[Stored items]

start

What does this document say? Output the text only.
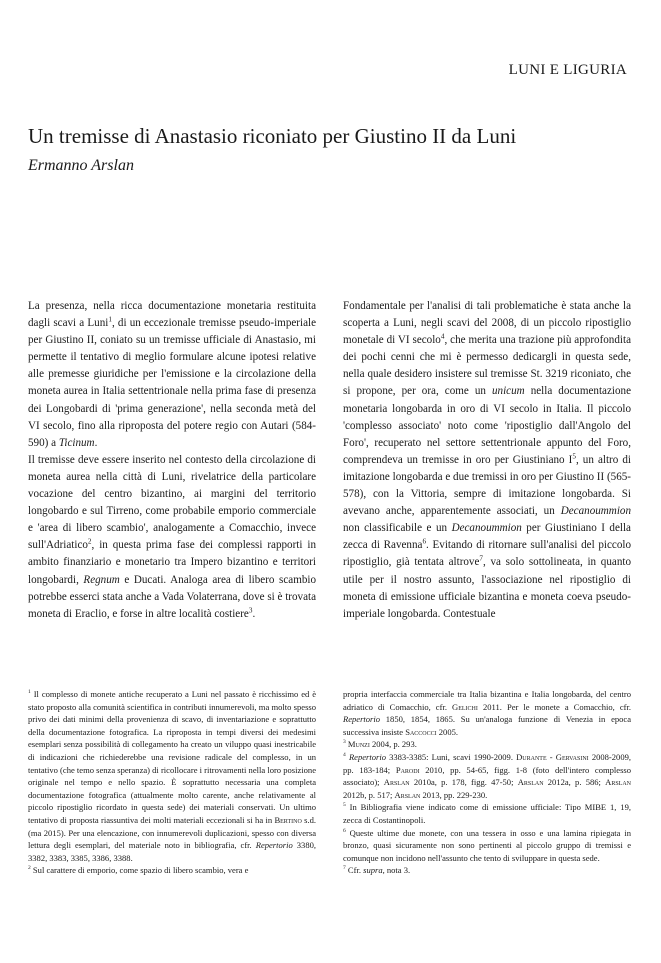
LUNI E LIGURIA
Un tremisse di Anastasio riconiato per Giustino II da Luni
Ermanno Arslan

La presenza, nella ricca documentazione monetaria restituita dagli scavi a Luni$^1$, di un eccezionale tremisse pseudo-imperiale per Giustino II, coniato su un tremisse ufficiale di Anastasio, mi permette il tentativo di meglio formulare alcune ipotesi relative alle premesse giuridiche per l'emissione e la circolazione della moneta aurea in Italia settentrionale nella prima fase di presenza dei Longobardi di 'prima generazione', nella seconda metà del VI secolo, fino alla riproposta del potere regio con Autari (584-590) a Ticinum.

Il tremisse deve essere inserito nel contesto della circolazione di moneta aurea nella città di Luni, rivelatrice della particolare vocazione del centro bizantino, ai margini del territorio longobardo e sul Tirreno, come probabile emporio commerciale e 'area di libero scambio', analogamente a Comacchio, invece sull'Adriatico$^2$, in questa prima fase dei complessi rapporti in ambito finanziario e monetario tra Impero bizantino e territori longobardi, Regnum e Ducati. Analoga area di libero scambio potrebbe esserci stata anche a Vada Volaterrana, dove si è trovata moneta di Eraclio, e forse in altre località costiere$^3$.

Fondamentale per l'analisi di tali problematiche è stata anche la scoperta a Luni, negli scavi del 2008, di un piccolo ripostiglio monetale di VI secolo$^4$, che merita una trazione più approfondita dei pochi cenni che mi è permesso dedicargli in questa sede, nella quale desidero insistere sul tremisse St. 3219 riconiato, che si propone, per ora, come un unicum nella documentazione monetaria longobarda in oro di VI secolo in Italia. Il piccolo 'complesso associato' noto come 'ripostiglio dall'Angolo del Foro', recuperato nel settore settentrionale appunto del Foro, comprendeva un tremisse in oro per Giustiniano $I^5$, un altro di imitazione longobarda e due tremissi in oro per Giustino II (565-578), con la Vittoria, sempre di imitazione longobarda. Si avevano anche, apparentemente associati, un Decanoummion non classificabile e un Decanoummion per Giustiniano I della zecca di Ravenna$^6$. Evitando di ritornare sull'analisi del piccolo ripostiglio, già tentata altrove$^7$, va solo sottolineata, in quanto utile per il nostro assunto, l'associazione nel ripostiglio di moneta di emissione ufficiale bizantina e moneta coeva pseudo-imperiale longobarda. Contestuale

$^1$ Il complesso di monete antiche recuperato a Luni nel passato è ricchissimo ed è stato proposto alla comunità scientifica in contributi innumerevoli, ma molto spesso privo dei dati minimi della provenienza di scavo, di inventariazione e soprattutto della documentazione fotografica. La riproposta in tempi diversi dei medesimi esemplari senza possibilità di collegamento ha creato un viluppo quasi inestricabile di indicazioni che richiederebbe una revisione radicale del complesso, in un tentativo (che temo senza speranza) di ricollocare i ritrovamenti nella loro posizione originale nel tempo e nello spazio. È soprattutto necessaria una completa documentazione fotografica (attualmente molto carente, anche relativamente al piccolo ripostiglio ricordato in questa sede) dei materiali conservati. Un ultimo tentativo di proposta riassuntiva dei molti materiali eccezionali si ha in Bertino s.d. (ma 2015). Per una elencazione, con innumerevoli duplicazioni, spesso con diversa lettura degli esemplari, del materiale noto in bibliografia, cfr. Repertorio 3380, 3382, 3383, 3385, 3386, 3388.

$^2$ Sul carattere di emporio, come spazio di libero scambio, vera e

propria interfaccia commerciale tra Italia bizantina e Italia longobarda, del centro adriatico di Comacchio, cfr. Gelichi 2011. Per le monete a Comacchio, cfr. Repertorio 1850, 1854, 1865. Su un'analoga funzione di Venezia in epoca successiva insiste Saccocci 2005.

$^3$ Munzi 2004, p. 293.

$^4$ Repertorio 3383-3385: Luni, scavi 1990-2009. Durante - Gervasini 2008-2009, pp. 183-184; Parodi 2010, pp. 54-65, figg. 1-8 (foto dell'intero complesso associato); Arslan 2010a, p. 178, figg. 47-50; Arslan 2012a, p. 586; Arslan 2012b, p. 517; Arslan 2013, pp. 229-230.

$^5$ In Bibliografia viene indicato come di emissione ufficiale: Tipo MIBE 1, 19, zecca di Costantinopoli.

$^6$ Queste ultime due monete, con una tessera in osso e una lamina ripiegata in bronzo, quasi sicuramente non sono pertinenti al piccolo gruppo di tremissi e comunque non incidono nell'assunto che tento di sviluppare in questa sede.

$^7$ Cfr. supra, nota 3.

end

» **Stated goal**
Without including any pictures, print each record exactly.

» **Finished task**
What does this document say? Output the text only.
LUNI E LIGURIA
Un tremisse di Anastasio riconiato per Giustino II da Luni
Ermanno Arslan

La presenza, nella ricca documentazione monetaria restituita dagli scavi a Luni$^1$, di un eccezionale tremisse pseudo-imperiale per Giustino II, coniato su un tremisse ufficiale di Anastasio, mi permette il tentativo di meglio formulare alcune ipotesi relative alle premesse giuridiche per l'emissione e la circolazione della moneta aurea in Italia settentrionale nella prima fase di presenza dei Longobardi di 'prima generazione', nella seconda metà del VI secolo, fino alla riproposta del potere regio con Autari (584-590) a Ticinum.

Il tremisse deve essere inserito nel contesto della circolazione di moneta aurea nella città di Luni, rivelatrice della particolare vocazione del centro bizantino, ai margini del territorio longobardo e sul Tirreno, come probabile emporio commerciale e 'area di libero scambio', analogamente a Comacchio, invece sull'Adriatico$^2$, in questa prima fase dei complessi rapporti in ambito finanziario e monetario tra Impero bizantino e territori longobardi, Regnum e Ducati. Analoga area di libero scambio potrebbe esserci stata anche a Vada Volaterrana, dove si è trovata moneta di Eraclio, e forse in altre località costiere$^3$.

Fondamentale per l'analisi di tali problematiche è stata anche la scoperta a Luni, negli scavi del 2008, di un piccolo ripostiglio monetale di VI secolo$^4$, che merita una trazione più approfondita dei pochi cenni che mi è permesso dedicargli in questa sede, nella quale desidero insistere sul tremisse St. 3219 riconiato, che si propone, per ora, come un unicum nella documentazione monetaria longobarda in oro di VI secolo in Italia. Il piccolo 'complesso associato' noto come 'ripostiglio dall'Angolo del Foro', recuperato nel settore settentrionale appunto del Foro, comprendeva un tremisse in oro per Giustiniano $I^5$, un altro di imitazione longobarda e due tremissi in oro per Giustino II (565-578), con la Vittoria, sempre di imitazione longobarda. Si avevano anche, apparentemente associati, un Decanoummion non classificabile e un Decanoummion per Giustiniano I della zecca di Ravenna$^6$. Evitando di ritornare sull'analisi del piccolo ripostiglio, già tentata altrove$^7$, va solo sottolineata, in quanto utile per il nostro assunto, l'associazione nel ripostiglio di moneta di emissione ufficiale bizantina e moneta coeva pseudo-imperiale longobarda. Contestuale

$^1$ Il complesso di monete antiche recuperato a Luni nel passato è ricchissimo ed è stato proposto alla comunità scientifica in contributi innumerevoli, ma molto spesso privo dei dati minimi della provenienza di scavo, di inventariazione e soprattutto della documentazione fotografica. La riproposta in tempi diversi dei medesimi esemplari senza possibilità di collegamento ha creato un viluppo quasi inestricabile di indicazioni che richiederebbe una revisione radicale del complesso, in un tentativo (che temo senza speranza) di ricollocare i ritrovamenti nella loro posizione originale nel tempo e nello spazio. È soprattutto necessaria una completa documentazione fotografica (attualmente molto carente, anche relativamente al piccolo ripostiglio ricordato in questa sede) dei materiali conservati. Un ultimo tentativo di proposta riassuntiva dei molti materiali eccezionali si ha in Bertino s.d. (ma 2015). Per una elencazione, con innumerevoli duplicazioni, spesso con diversa lettura degli esemplari, del materiale noto in bibliografia, cfr. Repertorio 3380, 3382, 3383, 3385, 3386, 3388.

$^2$ Sul carattere di emporio, come spazio di libero scambio, vera e

propria interfaccia commerciale tra Italia bizantina e Italia longobarda, del centro adriatico di Comacchio, cfr. Gelichi 2011. Per le monete a Comacchio, cfr. Repertorio 1850, 1854, 1865. Su un'analoga funzione di Venezia in epoca successiva insiste Saccocci 2005.

$^3$ Munzi 2004, p. 293.

$^4$ Repertorio 3383-3385: Luni, scavi 1990-2009. Durante - Gervasini 2008-2009, pp. 183-184; Parodi 2010, pp. 54-65, figg. 1-8 (foto dell'intero complesso associato); Arslan 2010a, p. 178, figg. 47-50; Arslan 2012a, p. 586; Arslan 2012b, p. 517; Arslan 2013, pp. 229-230.

$^5$ In Bibliografia viene indicato come di emissione ufficiale: Tipo MIBE 1, 19, zecca di Costantinopoli.

$^6$ Queste ultime due monete, con una tessera in osso e una lamina ripiegata in bronzo, quasi sicuramente non sono pertinenti al piccolo gruppo di tremissi e comunque non incidono nell'assunto che tento di sviluppare in questa sede.

$^7$ Cfr. supra, nota 3.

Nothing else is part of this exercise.